* Exercise goal *
Every line of the records must be repeated exactly; pictures stay out.

▶

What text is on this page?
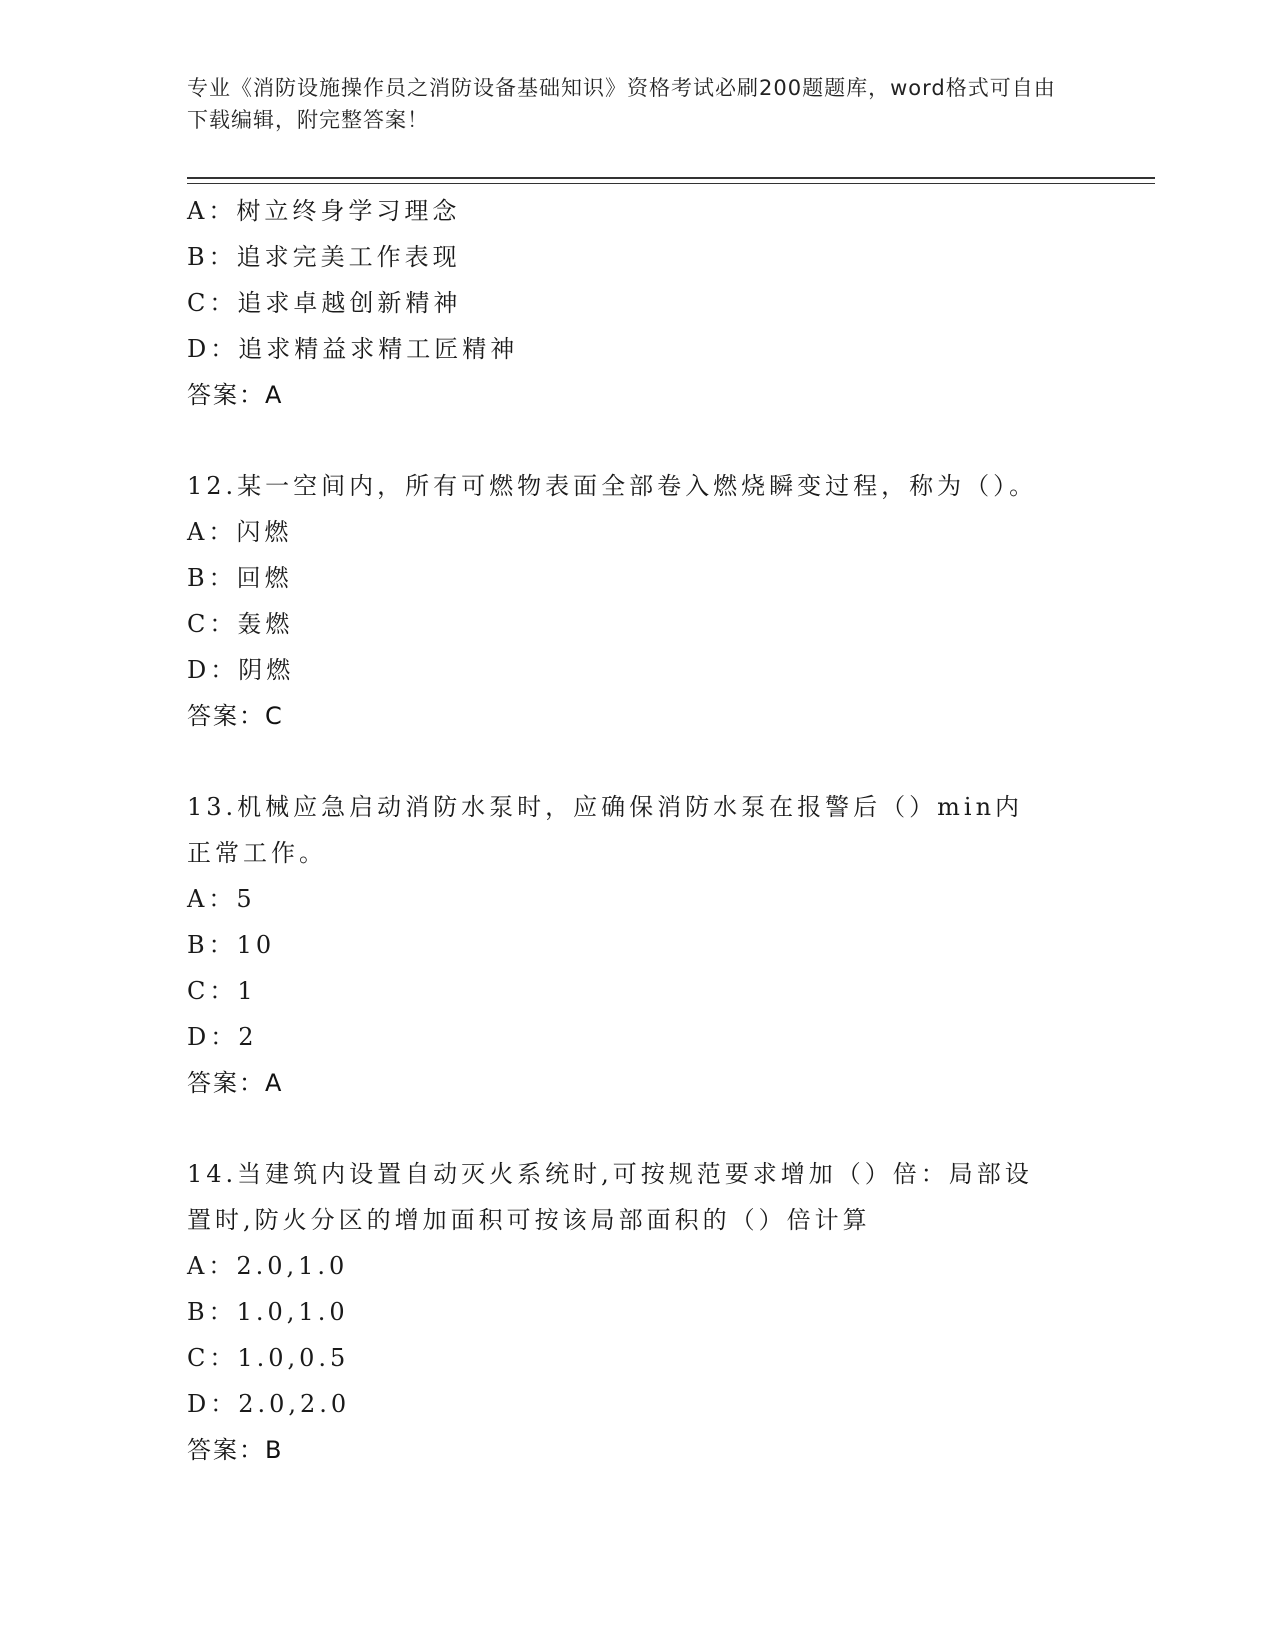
专业《消防设施操作员之消防设备基础知识》资格考试必刷200题题库，word格式可自由下载编辑，附完整答案！
A：树立终身学习理念
B：追求完美工作表现
C：追求卓越创新精神
D：追求精益求精工匠精神
答案：A
12.某一空间内，所有可燃物表面全部卷入燃烧瞬变过程，称为（）。
A：闪燃
B：回燃
C：轰燃
D：阴燃
答案：C
13.机械应急启动消防水泵时，应确保消防水泵在报警后（）min内正常工作。
A：5
B：10
C：1
D：2
答案：A
14.当建筑内设置自动灭火系统时,可按规范要求增加（）倍：局部设置时,防火分区的增加面积可按该局部面积的（）倍计算
A：2.0,1.0
B：1.0,1.0
C：1.0,0.5
D：2.0,2.0
答案：B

◀

* Solution for this problem *
What text is on this page?
专业《消防设施操作员之消防设备基础知识》资格考试必刷200题题库，word格式可自由下载编辑，附完整答案！
A：树立终身学习理念
B：追求完美工作表现
C：追求卓越创新精神
D：追求精益求精工匠精神
答案：A
12.某一空间内，所有可燃物表面全部卷入燃烧瞬变过程，称为（）。
A：闪燃
B：回燃
C：轰燃
D：阴燃
答案：C
13.机械应急启动消防水泵时，应确保消防水泵在报警后（）min内正常工作。
A：5
B：10
C：1
D：2
答案：A
14.当建筑内设置自动灭火系统时,可按规范要求增加（）倍：局部设置时,防火分区的增加面积可按该局部面积的（）倍计算
A：2.0,1.0
B：1.0,1.0
C：1.0,0.5
D：2.0,2.0
答案：B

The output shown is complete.